PROBLEM TO WORK ON >> In the data below, find each line containing the string "muted" and return it.

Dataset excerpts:
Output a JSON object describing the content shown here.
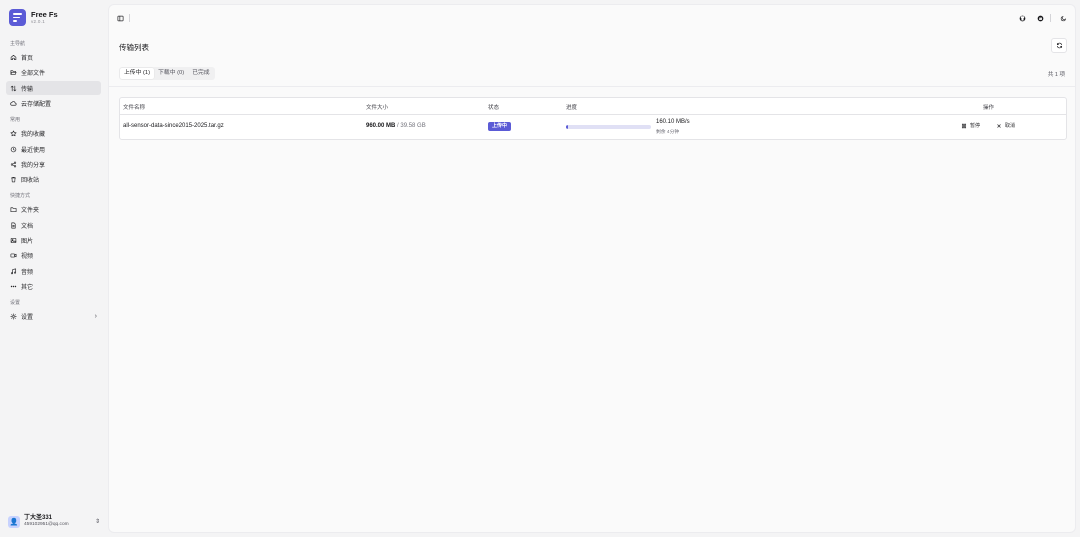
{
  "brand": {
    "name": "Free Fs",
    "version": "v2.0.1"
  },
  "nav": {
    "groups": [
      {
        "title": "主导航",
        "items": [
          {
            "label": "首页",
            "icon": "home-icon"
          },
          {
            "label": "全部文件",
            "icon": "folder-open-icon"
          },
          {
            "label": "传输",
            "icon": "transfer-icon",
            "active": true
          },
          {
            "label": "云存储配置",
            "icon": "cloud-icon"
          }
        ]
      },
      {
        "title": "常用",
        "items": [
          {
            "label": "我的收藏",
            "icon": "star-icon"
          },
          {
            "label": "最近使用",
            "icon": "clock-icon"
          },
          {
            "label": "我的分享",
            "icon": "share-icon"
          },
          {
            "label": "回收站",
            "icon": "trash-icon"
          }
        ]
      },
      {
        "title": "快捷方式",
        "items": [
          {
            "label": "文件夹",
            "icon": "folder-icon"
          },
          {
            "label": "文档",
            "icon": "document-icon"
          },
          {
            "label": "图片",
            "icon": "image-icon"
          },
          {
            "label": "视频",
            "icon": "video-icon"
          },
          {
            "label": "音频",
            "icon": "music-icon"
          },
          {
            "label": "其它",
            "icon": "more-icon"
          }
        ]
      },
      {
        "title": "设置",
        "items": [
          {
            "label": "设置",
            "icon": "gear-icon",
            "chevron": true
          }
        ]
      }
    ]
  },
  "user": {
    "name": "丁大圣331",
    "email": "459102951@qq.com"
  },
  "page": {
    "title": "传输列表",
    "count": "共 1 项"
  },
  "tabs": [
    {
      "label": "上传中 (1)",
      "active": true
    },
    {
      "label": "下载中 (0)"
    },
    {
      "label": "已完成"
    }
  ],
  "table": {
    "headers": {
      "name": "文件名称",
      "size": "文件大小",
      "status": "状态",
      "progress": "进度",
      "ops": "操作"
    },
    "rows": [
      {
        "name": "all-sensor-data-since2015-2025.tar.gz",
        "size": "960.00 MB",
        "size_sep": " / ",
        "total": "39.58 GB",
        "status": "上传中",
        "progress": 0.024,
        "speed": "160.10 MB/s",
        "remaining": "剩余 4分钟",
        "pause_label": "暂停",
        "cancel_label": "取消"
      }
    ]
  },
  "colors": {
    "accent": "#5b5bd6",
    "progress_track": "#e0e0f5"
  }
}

* * *

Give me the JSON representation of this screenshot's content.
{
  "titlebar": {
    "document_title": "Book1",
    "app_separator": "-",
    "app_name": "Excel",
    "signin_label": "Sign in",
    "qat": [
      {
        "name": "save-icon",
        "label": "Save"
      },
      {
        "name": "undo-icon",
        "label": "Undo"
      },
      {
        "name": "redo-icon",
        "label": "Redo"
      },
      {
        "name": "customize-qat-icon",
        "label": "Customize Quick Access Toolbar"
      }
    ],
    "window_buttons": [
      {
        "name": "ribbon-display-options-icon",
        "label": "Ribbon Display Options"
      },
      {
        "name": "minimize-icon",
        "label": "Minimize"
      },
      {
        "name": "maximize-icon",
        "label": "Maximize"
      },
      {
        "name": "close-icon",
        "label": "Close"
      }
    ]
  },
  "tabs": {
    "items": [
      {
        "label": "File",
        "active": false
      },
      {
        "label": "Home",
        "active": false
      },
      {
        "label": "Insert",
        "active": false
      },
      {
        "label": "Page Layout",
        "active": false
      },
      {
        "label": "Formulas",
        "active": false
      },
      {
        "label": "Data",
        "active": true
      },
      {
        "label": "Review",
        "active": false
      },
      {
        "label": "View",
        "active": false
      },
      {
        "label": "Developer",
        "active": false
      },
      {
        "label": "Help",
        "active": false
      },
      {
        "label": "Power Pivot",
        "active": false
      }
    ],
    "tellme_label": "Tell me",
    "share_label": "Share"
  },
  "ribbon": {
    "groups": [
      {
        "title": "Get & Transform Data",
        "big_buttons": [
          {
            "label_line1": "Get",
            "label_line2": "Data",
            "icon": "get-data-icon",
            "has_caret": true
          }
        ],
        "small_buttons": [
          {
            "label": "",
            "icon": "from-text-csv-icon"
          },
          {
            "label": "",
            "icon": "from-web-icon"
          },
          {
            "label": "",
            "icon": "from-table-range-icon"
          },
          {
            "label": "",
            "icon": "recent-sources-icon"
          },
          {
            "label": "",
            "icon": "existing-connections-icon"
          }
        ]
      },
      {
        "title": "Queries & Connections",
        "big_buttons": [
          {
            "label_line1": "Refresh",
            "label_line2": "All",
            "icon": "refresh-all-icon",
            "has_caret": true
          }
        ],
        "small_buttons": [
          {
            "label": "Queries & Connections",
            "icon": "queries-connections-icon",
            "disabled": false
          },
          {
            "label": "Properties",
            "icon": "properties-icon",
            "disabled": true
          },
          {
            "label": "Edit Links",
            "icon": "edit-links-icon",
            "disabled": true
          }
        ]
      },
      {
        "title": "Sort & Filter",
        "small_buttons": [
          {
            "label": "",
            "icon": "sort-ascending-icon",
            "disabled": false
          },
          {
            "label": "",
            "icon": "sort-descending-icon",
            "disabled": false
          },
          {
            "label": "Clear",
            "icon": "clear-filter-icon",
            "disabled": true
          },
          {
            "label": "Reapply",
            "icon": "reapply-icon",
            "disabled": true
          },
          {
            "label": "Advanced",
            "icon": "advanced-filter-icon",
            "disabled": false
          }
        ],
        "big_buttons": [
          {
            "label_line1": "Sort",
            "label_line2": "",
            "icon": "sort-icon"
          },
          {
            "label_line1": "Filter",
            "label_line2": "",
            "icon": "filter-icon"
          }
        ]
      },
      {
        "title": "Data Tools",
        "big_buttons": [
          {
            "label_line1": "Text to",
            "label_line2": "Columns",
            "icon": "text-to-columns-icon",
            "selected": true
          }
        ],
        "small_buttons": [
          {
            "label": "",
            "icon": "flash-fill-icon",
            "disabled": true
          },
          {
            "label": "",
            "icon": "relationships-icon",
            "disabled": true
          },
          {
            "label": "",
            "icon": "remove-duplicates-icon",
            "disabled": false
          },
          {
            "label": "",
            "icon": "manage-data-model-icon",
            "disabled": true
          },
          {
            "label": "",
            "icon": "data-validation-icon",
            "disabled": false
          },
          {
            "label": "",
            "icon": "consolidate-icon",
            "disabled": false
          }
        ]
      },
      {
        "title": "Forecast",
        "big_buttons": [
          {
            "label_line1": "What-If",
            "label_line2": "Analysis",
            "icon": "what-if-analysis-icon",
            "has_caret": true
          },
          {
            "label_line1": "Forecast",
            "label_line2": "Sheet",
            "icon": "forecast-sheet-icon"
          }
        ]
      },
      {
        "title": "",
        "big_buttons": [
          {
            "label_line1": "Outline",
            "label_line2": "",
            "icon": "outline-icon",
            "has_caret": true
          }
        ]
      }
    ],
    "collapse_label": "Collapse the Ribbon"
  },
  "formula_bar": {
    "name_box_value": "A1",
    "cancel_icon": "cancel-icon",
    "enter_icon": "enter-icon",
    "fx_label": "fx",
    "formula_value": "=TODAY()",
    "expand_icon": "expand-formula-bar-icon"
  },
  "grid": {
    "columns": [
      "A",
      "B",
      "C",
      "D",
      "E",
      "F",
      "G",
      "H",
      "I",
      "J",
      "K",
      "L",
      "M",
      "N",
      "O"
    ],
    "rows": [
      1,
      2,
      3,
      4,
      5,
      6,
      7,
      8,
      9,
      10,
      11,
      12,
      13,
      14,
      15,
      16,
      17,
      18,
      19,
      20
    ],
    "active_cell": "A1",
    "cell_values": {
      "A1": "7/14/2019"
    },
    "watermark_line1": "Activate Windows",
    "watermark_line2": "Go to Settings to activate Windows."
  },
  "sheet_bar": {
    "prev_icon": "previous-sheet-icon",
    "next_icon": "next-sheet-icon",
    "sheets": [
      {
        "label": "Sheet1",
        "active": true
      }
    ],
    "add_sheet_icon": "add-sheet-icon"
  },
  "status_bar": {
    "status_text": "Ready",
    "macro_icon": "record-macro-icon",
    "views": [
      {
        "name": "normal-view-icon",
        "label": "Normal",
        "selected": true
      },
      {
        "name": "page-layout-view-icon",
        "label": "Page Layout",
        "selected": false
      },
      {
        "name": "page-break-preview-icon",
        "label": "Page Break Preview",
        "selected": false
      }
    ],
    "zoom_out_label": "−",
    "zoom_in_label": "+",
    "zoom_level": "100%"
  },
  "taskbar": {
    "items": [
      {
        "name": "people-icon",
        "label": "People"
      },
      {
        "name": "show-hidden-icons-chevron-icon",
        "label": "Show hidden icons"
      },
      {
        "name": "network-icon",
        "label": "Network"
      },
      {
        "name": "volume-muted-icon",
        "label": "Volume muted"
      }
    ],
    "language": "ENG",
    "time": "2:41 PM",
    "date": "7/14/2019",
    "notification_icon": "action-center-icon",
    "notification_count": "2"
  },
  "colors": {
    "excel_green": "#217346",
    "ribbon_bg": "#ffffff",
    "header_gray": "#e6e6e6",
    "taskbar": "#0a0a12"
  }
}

RESPONSE BELOW >>
        "name": "volume-muted-icon",
        "label": "Volume muted"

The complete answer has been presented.